* begin *
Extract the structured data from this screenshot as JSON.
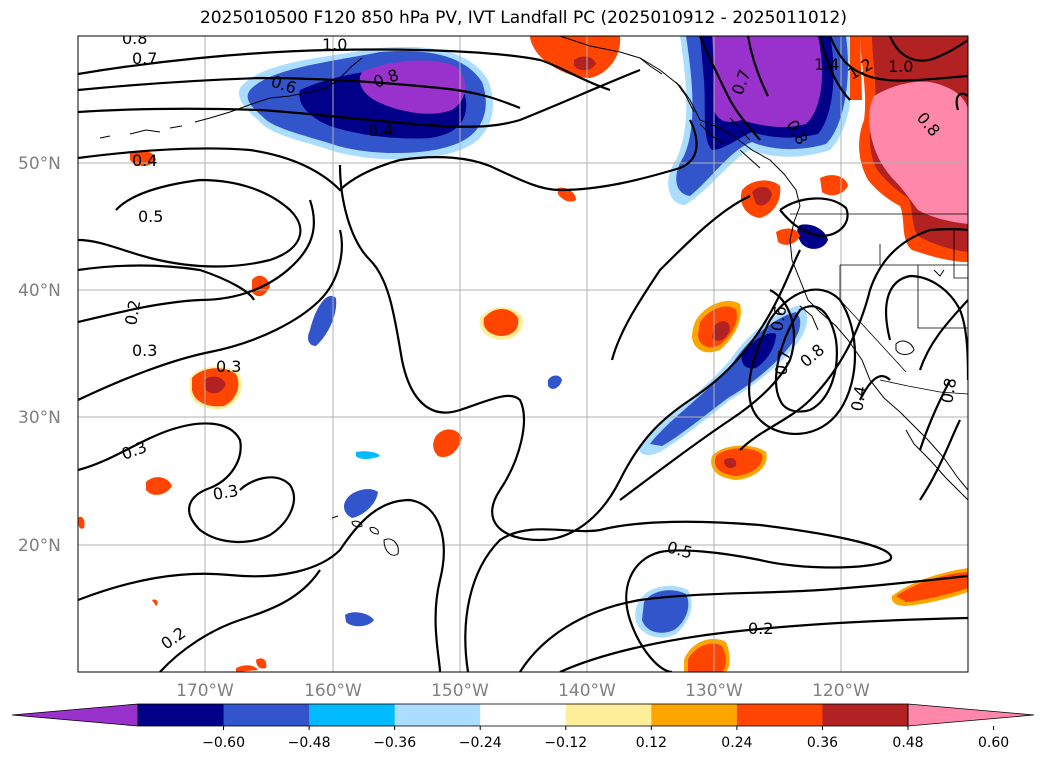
{
  "title": "2025010500 F120 850 hPa PV, IVT Landfall PC (2025010912 - 2025011012)",
  "map": {
    "lat_labels": [
      "50°N",
      "40°N",
      "30°N",
      "20°N"
    ],
    "lon_labels": [
      "170°W",
      "160°W",
      "150°W",
      "140°W",
      "130°W",
      "120°W"
    ],
    "contour_labels": [
      "0.8",
      "0.7",
      "1.0",
      "0.6",
      "0.8",
      "0.4",
      "0.4",
      "0.5",
      "0.2",
      "0.3",
      "0.3",
      "0.3",
      "0.3",
      "0.2",
      "0.5",
      "0.2",
      "1.4",
      "1.2",
      "1.0",
      "0.8",
      "0.7",
      "0.8",
      "0.6",
      "0.7",
      "0.8",
      "0.4",
      "0.8"
    ]
  },
  "colorbar": {
    "colors": [
      "#9932cc",
      "#000088",
      "#3355cc",
      "#00bbff",
      "#aaddff",
      "#ffffff",
      "#ffee99",
      "#ffa500",
      "#ff4500",
      "#b22222",
      "#ff88aa"
    ],
    "tick_labels": [
      "−0.60",
      "−0.48",
      "−0.36",
      "−0.24",
      "−0.12",
      "0.12",
      "0.24",
      "0.36",
      "0.48",
      "0.60"
    ]
  }
}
* end *
Exercise directions:
Omit the pictures, then output the rest of the listing exactly.

Exercise response:
Extract the structured data from this screenshot as JSON.
{
  "title": "2025010500 F120 850 hPa PV, IVT Landfall PC (2025010912 - 2025011012)",
  "map": {
    "lat_labels": [
      "50°N",
      "40°N",
      "30°N",
      "20°N"
    ],
    "lon_labels": [
      "170°W",
      "160°W",
      "150°W",
      "140°W",
      "130°W",
      "120°W"
    ],
    "contour_labels": [
      "0.8",
      "0.7",
      "1.0",
      "0.6",
      "0.8",
      "0.4",
      "0.4",
      "0.5",
      "0.2",
      "0.3",
      "0.3",
      "0.3",
      "0.3",
      "0.2",
      "0.5",
      "0.2",
      "1.4",
      "1.2",
      "1.0",
      "0.8",
      "0.7",
      "0.8",
      "0.6",
      "0.7",
      "0.8",
      "0.4",
      "0.8"
    ]
  },
  "colorbar": {
    "colors": [
      "#9932cc",
      "#000088",
      "#3355cc",
      "#00bbff",
      "#aaddff",
      "#ffffff",
      "#ffee99",
      "#ffa500",
      "#ff4500",
      "#b22222",
      "#ff88aa"
    ],
    "tick_labels": [
      "−0.60",
      "−0.48",
      "−0.36",
      "−0.24",
      "−0.12",
      "0.12",
      "0.24",
      "0.36",
      "0.48",
      "0.60"
    ]
  }
}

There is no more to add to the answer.